◆ Challenge ◆
Extract, from the listing that follows, each line containing the word "Convention".

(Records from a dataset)
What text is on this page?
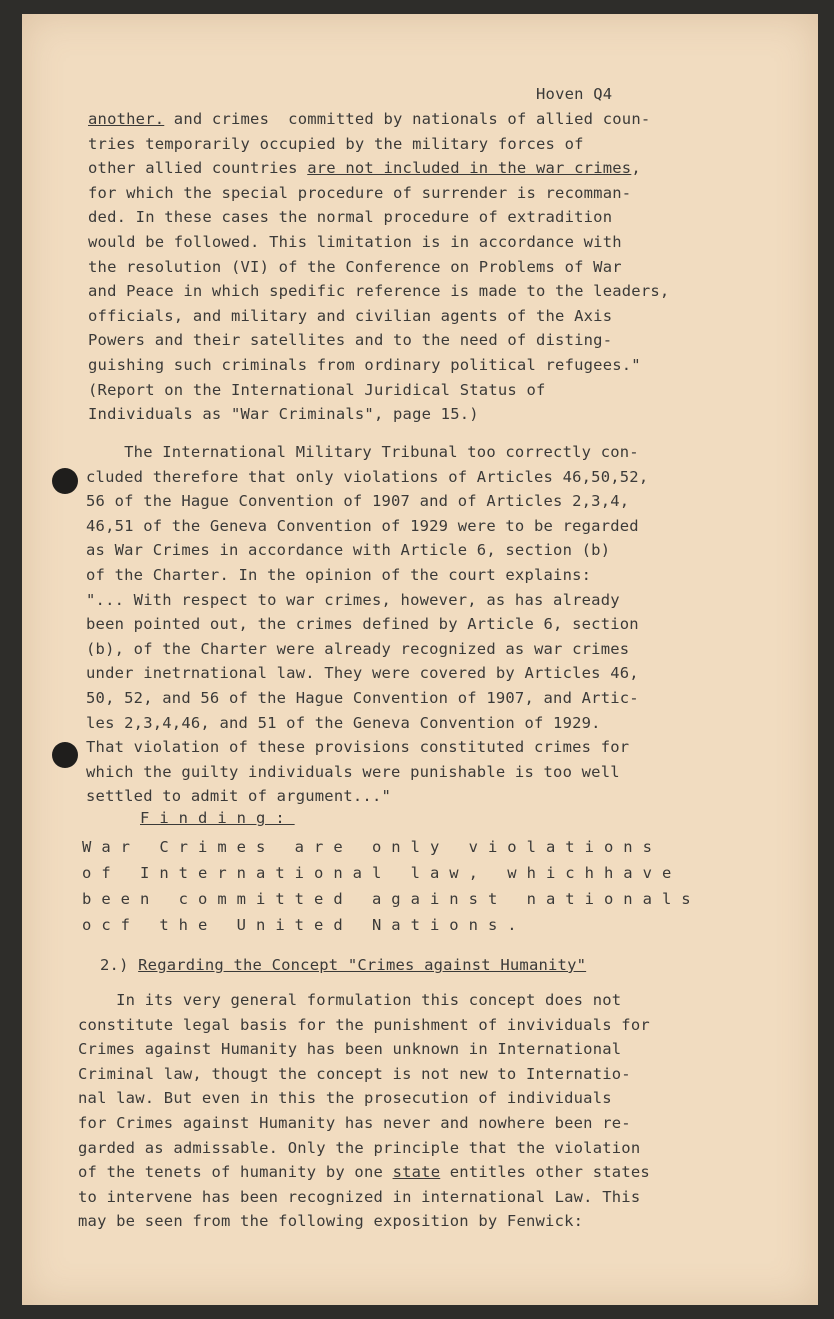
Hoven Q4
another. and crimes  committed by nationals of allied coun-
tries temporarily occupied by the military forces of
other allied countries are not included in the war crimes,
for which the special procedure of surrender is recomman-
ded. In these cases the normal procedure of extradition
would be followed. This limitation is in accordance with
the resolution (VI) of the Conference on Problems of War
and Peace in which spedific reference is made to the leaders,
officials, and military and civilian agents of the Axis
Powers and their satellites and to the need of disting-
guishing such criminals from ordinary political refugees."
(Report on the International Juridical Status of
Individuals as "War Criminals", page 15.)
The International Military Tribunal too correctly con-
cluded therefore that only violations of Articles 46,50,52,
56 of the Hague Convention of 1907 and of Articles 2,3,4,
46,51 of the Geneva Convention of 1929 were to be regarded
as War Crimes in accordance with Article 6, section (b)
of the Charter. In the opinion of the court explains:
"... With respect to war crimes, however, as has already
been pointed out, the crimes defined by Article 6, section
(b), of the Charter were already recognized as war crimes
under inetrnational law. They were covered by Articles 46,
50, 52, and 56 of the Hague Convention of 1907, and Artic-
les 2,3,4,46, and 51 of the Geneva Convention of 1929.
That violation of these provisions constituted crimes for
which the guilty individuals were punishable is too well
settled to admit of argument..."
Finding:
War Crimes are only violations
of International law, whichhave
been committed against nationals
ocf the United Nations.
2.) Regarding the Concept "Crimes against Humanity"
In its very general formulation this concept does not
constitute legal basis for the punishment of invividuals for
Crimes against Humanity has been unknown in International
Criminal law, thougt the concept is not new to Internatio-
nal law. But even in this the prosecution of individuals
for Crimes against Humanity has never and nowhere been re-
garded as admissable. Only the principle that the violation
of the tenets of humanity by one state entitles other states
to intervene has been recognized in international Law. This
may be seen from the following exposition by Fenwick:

◆ Response to this exercise ◆
56 of the Hague Convention of 1907 and of Articles 2,3,4,
46,51 of the Geneva Convention of 1929 were to be regarded
50, 52, and 56 of the Hague Convention of 1907, and Artic-
les 2,3,4,46, and 51 of the Geneva Convention of 1929.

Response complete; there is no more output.